**Text passage:**
CAPSULE REVIEWS: Marvel Week 18 2008

Capsules, Reviews, Top Story

It’s a week of solid endings all around the block.

Iron Fist, X-Men Legacy, Avengers Initiative all wrap up their most important storylines, while we bid a sad adieu to the Order and a ‘heck yeah good riddance’ to Kirkman’s Ultimate X-Men.

More mean-spiritedness after the jump!

IMMORTAL IRON FIST #14

(Matt Fraction & Ed Brubaker / Tonci Zonjic, Clay Mann & Kano)

‘The 7 Capital Cities of Heaven’ conclusion. This storyline has proved to be far more entertaining, engaging and surprising than my humble expectations. I mean, it’s Iron Fist, right?

This storyline started with an inter-dimensional tournament between the 7 Immortal Weapons, side-tracked into a treason plot (later escalating in a communist revolt), branched out into one-shot flashback stories involving the previous Iron Fist’s adventures (while still feeding back into the main plot and following the protagonist in a linear fashion), and unexpectedly tied into a longer-running subplot involving Ran Corp’s hostile takeover, a Heroes for Hire reunion and a corporate invasion into Heaven. It all culminates with Iron Fist punching a train and the 7 Immortal Weapons showing off some mad special move combos. Fraction & Brubaker have created a true epic story here and made Iron Fist the sleeper hit book of the year.

Am I the only one drooling for an Immortal Iron Fist arcade game a la Street Fighter right now?

8.5/10

NEW AVENGERS #40

(Brian Bendis / Jim Cheung)

It’s clear by now that New/Mighty Avengers will effectively put their regular casts aside for the duration of Secret Invasion and instead provide us with flashback snippets revealing the key points from behind the scenes of the Invasion. Wouldn’t a dedicated bi-weekly mini-series by the writer of the main event make more sense, and be a bigger seller?

This issue picks up directly after the Illuminati mini (which I haven’t read -sigh-), revealing the events, battles, debates and science on the Skrull Homeworld that lead to the Skrull infiltration. The absence of the usual random-quipping brigade allows Bendis to focus on his story and dialogue and provide the most tight issue of his run, and my personal favourite. That staggering last page reveal is only icing on the cake.

**Your objective:** List every creator named in the credits line beneath the heading "IMMORTAL IRON FIST #14" in the capsule reviews above.

**Entries:**

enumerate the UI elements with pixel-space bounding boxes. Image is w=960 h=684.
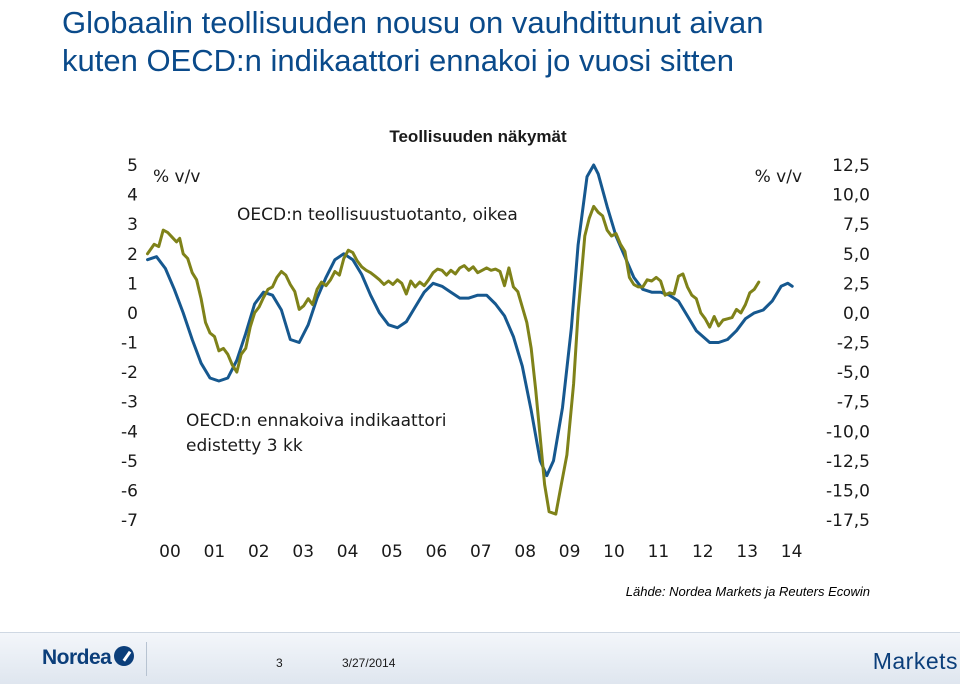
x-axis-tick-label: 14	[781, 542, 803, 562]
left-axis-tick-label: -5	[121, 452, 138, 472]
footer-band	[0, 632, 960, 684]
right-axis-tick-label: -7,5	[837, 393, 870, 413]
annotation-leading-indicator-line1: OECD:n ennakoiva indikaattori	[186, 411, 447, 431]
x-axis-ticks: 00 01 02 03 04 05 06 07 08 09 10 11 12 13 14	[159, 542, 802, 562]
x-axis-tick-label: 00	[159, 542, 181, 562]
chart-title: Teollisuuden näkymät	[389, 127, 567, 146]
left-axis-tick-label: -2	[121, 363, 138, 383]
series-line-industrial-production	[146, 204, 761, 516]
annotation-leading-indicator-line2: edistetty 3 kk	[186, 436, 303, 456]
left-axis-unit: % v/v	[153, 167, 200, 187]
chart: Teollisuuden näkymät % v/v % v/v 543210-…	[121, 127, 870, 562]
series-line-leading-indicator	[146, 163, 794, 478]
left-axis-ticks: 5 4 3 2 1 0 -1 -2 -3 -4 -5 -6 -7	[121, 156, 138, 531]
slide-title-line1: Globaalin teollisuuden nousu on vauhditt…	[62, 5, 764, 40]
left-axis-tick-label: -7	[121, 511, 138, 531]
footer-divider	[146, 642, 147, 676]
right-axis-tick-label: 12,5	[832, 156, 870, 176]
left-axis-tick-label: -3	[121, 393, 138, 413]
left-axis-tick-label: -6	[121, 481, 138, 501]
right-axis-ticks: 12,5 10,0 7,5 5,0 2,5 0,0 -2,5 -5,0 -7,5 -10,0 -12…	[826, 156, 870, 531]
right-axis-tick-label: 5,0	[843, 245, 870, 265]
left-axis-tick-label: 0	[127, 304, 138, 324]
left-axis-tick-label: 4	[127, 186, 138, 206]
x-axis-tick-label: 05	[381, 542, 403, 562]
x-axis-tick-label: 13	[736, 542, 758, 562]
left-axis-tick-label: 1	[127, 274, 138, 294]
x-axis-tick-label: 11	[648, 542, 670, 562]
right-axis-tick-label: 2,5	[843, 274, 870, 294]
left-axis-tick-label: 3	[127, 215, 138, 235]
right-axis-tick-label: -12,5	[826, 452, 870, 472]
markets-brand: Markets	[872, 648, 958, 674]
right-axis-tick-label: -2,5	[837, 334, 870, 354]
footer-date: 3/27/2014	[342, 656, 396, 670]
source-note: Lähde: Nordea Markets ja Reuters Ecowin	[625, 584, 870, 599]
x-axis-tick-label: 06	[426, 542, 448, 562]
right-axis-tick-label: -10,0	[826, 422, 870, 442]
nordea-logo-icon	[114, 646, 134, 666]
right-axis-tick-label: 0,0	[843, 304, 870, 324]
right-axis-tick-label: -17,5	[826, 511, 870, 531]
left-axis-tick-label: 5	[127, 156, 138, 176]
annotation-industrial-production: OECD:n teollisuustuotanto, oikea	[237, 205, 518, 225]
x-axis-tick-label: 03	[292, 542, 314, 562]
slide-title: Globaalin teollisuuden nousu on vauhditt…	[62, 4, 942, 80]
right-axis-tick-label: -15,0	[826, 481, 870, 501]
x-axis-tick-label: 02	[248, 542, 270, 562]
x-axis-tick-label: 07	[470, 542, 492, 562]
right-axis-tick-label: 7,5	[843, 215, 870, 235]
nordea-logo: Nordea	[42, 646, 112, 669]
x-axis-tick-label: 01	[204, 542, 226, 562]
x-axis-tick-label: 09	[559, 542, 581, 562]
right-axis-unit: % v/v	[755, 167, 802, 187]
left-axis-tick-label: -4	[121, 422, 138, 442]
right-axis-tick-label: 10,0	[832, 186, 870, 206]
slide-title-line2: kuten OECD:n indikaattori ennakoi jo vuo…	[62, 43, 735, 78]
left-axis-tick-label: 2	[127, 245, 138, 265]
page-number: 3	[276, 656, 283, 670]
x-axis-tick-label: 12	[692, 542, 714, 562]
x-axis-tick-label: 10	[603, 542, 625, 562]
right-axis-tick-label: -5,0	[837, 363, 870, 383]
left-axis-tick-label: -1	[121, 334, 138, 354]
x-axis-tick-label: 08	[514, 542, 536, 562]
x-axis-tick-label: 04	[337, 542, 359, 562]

**Task response:** Matt Fraction, Ed Brubaker, Tonci Zonjic, Clay Mann, Kano